• _Task goal_
Images are not part of the copy; transcribe all the data exactly.

○ ○ ○ ○ ○

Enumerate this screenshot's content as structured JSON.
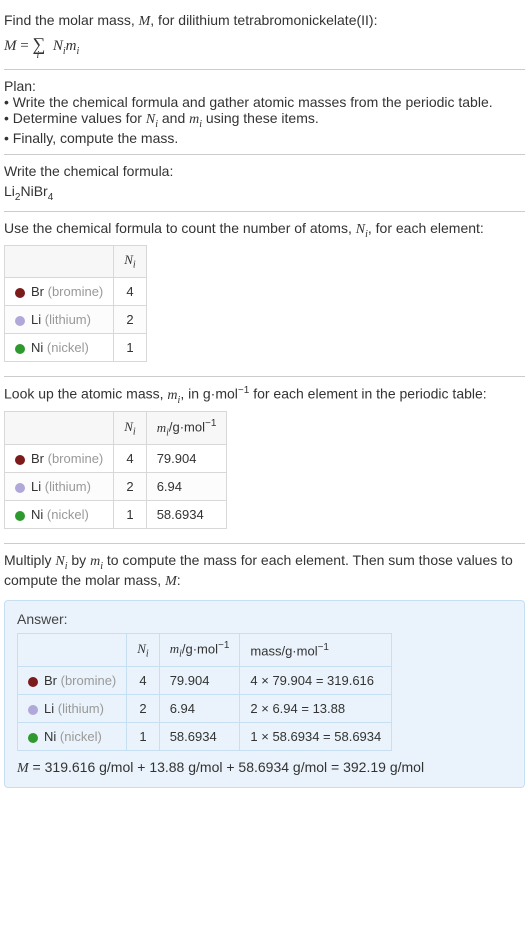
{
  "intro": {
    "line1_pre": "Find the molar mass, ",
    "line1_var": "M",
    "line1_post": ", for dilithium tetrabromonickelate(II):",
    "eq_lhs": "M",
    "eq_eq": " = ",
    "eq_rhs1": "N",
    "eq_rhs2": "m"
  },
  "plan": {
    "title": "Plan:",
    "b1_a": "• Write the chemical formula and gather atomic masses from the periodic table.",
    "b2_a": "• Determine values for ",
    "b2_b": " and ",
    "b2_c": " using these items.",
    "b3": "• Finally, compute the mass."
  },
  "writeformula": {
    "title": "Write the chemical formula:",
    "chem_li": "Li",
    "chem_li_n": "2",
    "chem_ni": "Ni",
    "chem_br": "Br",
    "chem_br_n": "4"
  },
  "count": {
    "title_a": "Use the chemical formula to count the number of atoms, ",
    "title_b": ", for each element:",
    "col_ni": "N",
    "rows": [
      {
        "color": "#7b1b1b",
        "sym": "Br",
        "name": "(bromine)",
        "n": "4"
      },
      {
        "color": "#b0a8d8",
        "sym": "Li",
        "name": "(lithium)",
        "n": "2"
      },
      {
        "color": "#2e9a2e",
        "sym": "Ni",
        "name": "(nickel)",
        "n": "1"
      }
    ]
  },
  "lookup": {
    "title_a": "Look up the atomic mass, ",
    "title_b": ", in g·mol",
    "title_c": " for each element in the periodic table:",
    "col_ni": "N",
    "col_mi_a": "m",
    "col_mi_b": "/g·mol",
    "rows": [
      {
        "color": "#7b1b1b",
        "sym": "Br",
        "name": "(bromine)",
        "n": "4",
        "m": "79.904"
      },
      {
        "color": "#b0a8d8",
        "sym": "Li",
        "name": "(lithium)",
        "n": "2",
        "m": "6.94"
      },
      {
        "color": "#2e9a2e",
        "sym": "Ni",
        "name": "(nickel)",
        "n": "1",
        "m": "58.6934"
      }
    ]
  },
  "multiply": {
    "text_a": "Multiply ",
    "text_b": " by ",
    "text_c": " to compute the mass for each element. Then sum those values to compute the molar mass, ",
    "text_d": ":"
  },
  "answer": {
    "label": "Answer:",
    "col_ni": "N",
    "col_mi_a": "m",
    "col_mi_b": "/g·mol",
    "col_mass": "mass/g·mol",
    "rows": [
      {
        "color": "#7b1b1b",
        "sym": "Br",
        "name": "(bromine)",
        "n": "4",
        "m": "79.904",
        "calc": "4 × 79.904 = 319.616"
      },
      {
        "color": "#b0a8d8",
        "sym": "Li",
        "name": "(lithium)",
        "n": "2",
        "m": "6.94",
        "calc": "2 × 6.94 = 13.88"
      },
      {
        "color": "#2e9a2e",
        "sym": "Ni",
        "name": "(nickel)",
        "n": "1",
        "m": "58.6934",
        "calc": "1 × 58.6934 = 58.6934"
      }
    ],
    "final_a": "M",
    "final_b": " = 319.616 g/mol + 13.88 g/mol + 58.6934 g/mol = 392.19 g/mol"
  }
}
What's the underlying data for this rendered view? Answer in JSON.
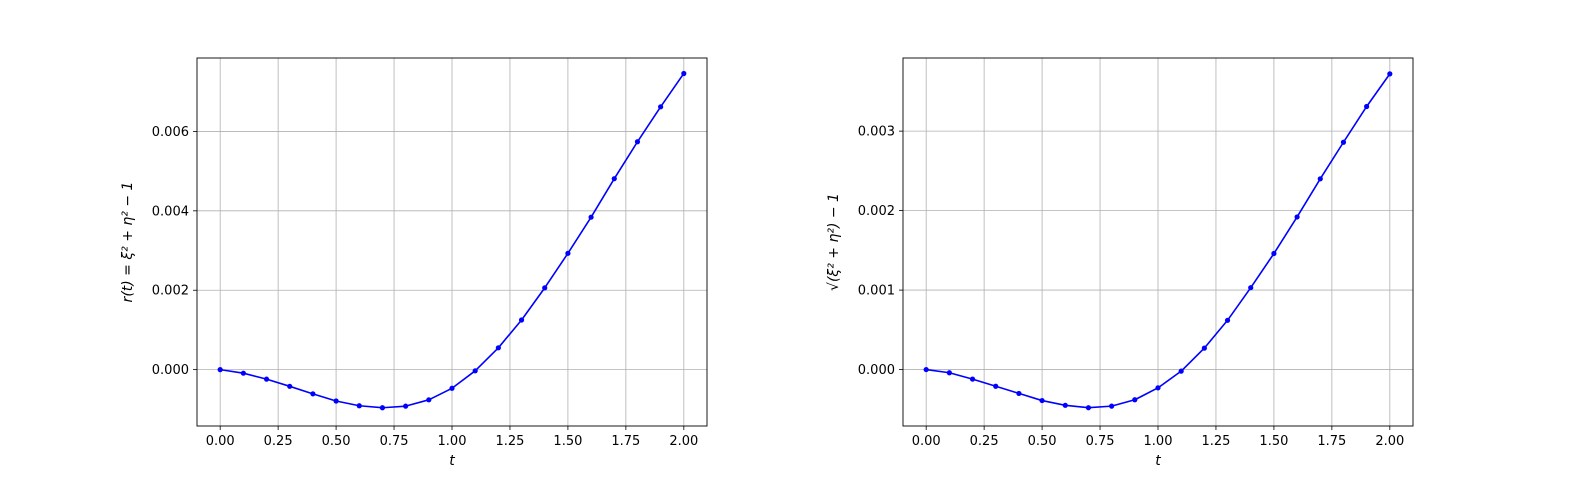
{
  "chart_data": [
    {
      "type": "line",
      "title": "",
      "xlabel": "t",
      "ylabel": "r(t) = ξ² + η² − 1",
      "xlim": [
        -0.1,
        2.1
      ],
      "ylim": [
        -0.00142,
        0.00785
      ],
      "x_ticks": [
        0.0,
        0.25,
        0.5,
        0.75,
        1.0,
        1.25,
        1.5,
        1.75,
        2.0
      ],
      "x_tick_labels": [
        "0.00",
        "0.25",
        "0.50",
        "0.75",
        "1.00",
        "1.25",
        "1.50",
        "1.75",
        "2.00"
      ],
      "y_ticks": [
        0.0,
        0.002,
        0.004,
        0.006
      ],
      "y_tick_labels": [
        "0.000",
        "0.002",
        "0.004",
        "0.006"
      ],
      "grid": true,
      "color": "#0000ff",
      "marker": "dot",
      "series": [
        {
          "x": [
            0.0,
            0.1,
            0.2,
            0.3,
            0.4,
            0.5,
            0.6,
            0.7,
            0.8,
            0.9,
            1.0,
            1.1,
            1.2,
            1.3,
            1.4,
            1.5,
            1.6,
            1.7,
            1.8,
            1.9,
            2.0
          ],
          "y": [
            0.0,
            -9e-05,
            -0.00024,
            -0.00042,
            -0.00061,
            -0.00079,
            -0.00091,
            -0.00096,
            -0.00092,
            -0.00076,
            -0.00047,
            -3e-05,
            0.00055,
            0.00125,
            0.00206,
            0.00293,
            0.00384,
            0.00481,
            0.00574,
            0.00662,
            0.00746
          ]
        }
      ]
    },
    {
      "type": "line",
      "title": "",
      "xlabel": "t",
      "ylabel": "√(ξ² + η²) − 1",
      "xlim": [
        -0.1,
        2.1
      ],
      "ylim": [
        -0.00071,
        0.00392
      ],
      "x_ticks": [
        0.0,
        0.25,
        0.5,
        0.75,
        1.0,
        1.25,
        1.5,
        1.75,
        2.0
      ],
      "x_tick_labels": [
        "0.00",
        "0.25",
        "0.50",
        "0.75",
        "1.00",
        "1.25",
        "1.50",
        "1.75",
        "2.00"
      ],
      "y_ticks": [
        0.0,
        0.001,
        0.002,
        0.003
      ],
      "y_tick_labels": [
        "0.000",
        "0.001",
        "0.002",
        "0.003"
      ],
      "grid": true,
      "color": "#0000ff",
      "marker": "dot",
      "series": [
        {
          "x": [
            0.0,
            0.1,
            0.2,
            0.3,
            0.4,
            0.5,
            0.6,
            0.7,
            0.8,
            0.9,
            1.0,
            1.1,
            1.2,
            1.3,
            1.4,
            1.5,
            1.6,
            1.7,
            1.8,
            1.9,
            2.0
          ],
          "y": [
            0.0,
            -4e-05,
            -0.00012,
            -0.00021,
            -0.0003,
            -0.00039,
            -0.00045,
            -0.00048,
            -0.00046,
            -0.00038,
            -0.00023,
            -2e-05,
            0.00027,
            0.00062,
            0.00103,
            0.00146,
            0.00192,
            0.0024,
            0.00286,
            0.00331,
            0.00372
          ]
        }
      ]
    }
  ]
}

○ ○ ○ ○ ○

• _Task output_
Enumerate this screenshot's content as structured JSON.
{
  "intro": {
    "line1_pre": "Find the molar mass, ",
    "line1_var": "M",
    "line1_post": ", for dilithium tetrabromonickelate(II):",
    "eq_lhs": "M",
    "eq_eq": " = ",
    "eq_rhs1": "N",
    "eq_rhs2": "m"
  },
  "plan": {
    "title": "Plan:",
    "b1_a": "• Write the chemical formula and gather atomic masses from the periodic table.",
    "b2_a": "• Determine values for ",
    "b2_b": " and ",
    "b2_c": " using these items.",
    "b3": "• Finally, compute the mass."
  },
  "writeformula": {
    "title": "Write the chemical formula:",
    "chem_li": "Li",
    "chem_li_n": "2",
    "chem_ni": "Ni",
    "chem_br": "Br",
    "chem_br_n": "4"
  },
  "count": {
    "title_a": "Use the chemical formula to count the number of atoms, ",
    "title_b": ", for each element:",
    "col_ni": "N",
    "rows": [
      {
        "color": "#7b1b1b",
        "sym": "Br",
        "name": "(bromine)",
        "n": "4"
      },
      {
        "color": "#b0a8d8",
        "sym": "Li",
        "name": "(lithium)",
        "n": "2"
      },
      {
        "color": "#2e9a2e",
        "sym": "Ni",
        "name": "(nickel)",
        "n": "1"
      }
    ]
  },
  "lookup": {
    "title_a": "Look up the atomic mass, ",
    "title_b": ", in g·mol",
    "title_c": " for each element in the periodic table:",
    "col_ni": "N",
    "col_mi_a": "m",
    "col_mi_b": "/g·mol",
    "rows": [
      {
        "color": "#7b1b1b",
        "sym": "Br",
        "name": "(bromine)",
        "n": "4",
        "m": "79.904"
      },
      {
        "color": "#b0a8d8",
        "sym": "Li",
        "name": "(lithium)",
        "n": "2",
        "m": "6.94"
      },
      {
        "color": "#2e9a2e",
        "sym": "Ni",
        "name": "(nickel)",
        "n": "1",
        "m": "58.6934"
      }
    ]
  },
  "multiply": {
    "text_a": "Multiply ",
    "text_b": " by ",
    "text_c": " to compute the mass for each element. Then sum those values to compute the molar mass, ",
    "text_d": ":"
  },
  "answer": {
    "label": "Answer:",
    "col_ni": "N",
    "col_mi_a": "m",
    "col_mi_b": "/g·mol",
    "col_mass": "mass/g·mol",
    "rows": [
      {
        "color": "#7b1b1b",
        "sym": "Br",
        "name": "(bromine)",
        "n": "4",
        "m": "79.904",
        "calc": "4 × 79.904 = 319.616"
      },
      {
        "color": "#b0a8d8",
        "sym": "Li",
        "name": "(lithium)",
        "n": "2",
        "m": "6.94",
        "calc": "2 × 6.94 = 13.88"
      },
      {
        "color": "#2e9a2e",
        "sym": "Ni",
        "name": "(nickel)",
        "n": "1",
        "m": "58.6934",
        "calc": "1 × 58.6934 = 58.6934"
      }
    ],
    "final_a": "M",
    "final_b": " = 319.616 g/mol + 13.88 g/mol + 58.6934 g/mol = 392.19 g/mol"
  }
}
What's the underlying data for this rendered view? Answer in JSON.
{
  "chart_data": [
    {
      "type": "line",
      "title": "",
      "xlabel": "t",
      "ylabel": "r(t) = ξ² + η² − 1",
      "xlim": [
        -0.1,
        2.1
      ],
      "ylim": [
        -0.00142,
        0.00785
      ],
      "x_ticks": [
        0.0,
        0.25,
        0.5,
        0.75,
        1.0,
        1.25,
        1.5,
        1.75,
        2.0
      ],
      "x_tick_labels": [
        "0.00",
        "0.25",
        "0.50",
        "0.75",
        "1.00",
        "1.25",
        "1.50",
        "1.75",
        "2.00"
      ],
      "y_ticks": [
        0.0,
        0.002,
        0.004,
        0.006
      ],
      "y_tick_labels": [
        "0.000",
        "0.002",
        "0.004",
        "0.006"
      ],
      "grid": true,
      "color": "#0000ff",
      "marker": "dot",
      "series": [
        {
          "x": [
            0.0,
            0.1,
            0.2,
            0.3,
            0.4,
            0.5,
            0.6,
            0.7,
            0.8,
            0.9,
            1.0,
            1.1,
            1.2,
            1.3,
            1.4,
            1.5,
            1.6,
            1.7,
            1.8,
            1.9,
            2.0
          ],
          "y": [
            0.0,
            -9e-05,
            -0.00024,
            -0.00042,
            -0.00061,
            -0.00079,
            -0.00091,
            -0.00096,
            -0.00092,
            -0.00076,
            -0.00047,
            -3e-05,
            0.00055,
            0.00125,
            0.00206,
            0.00293,
            0.00384,
            0.00481,
            0.00574,
            0.00662,
            0.00746
          ]
        }
      ]
    },
    {
      "type": "line",
      "title": "",
      "xlabel": "t",
      "ylabel": "√(ξ² + η²) − 1",
      "xlim": [
        -0.1,
        2.1
      ],
      "ylim": [
        -0.00071,
        0.00392
      ],
      "x_ticks": [
        0.0,
        0.25,
        0.5,
        0.75,
        1.0,
        1.25,
        1.5,
        1.75,
        2.0
      ],
      "x_tick_labels": [
        "0.00",
        "0.25",
        "0.50",
        "0.75",
        "1.00",
        "1.25",
        "1.50",
        "1.75",
        "2.00"
      ],
      "y_ticks": [
        0.0,
        0.001,
        0.002,
        0.003
      ],
      "y_tick_labels": [
        "0.000",
        "0.001",
        "0.002",
        "0.003"
      ],
      "grid": true,
      "color": "#0000ff",
      "marker": "dot",
      "series": [
        {
          "x": [
            0.0,
            0.1,
            0.2,
            0.3,
            0.4,
            0.5,
            0.6,
            0.7,
            0.8,
            0.9,
            1.0,
            1.1,
            1.2,
            1.3,
            1.4,
            1.5,
            1.6,
            1.7,
            1.8,
            1.9,
            2.0
          ],
          "y": [
            0.0,
            -4e-05,
            -0.00012,
            -0.00021,
            -0.0003,
            -0.00039,
            -0.00045,
            -0.00048,
            -0.00046,
            -0.00038,
            -0.00023,
            -2e-05,
            0.00027,
            0.00062,
            0.00103,
            0.00146,
            0.00192,
            0.0024,
            0.00286,
            0.00331,
            0.00372
          ]
        }
      ]
    }
  ]
}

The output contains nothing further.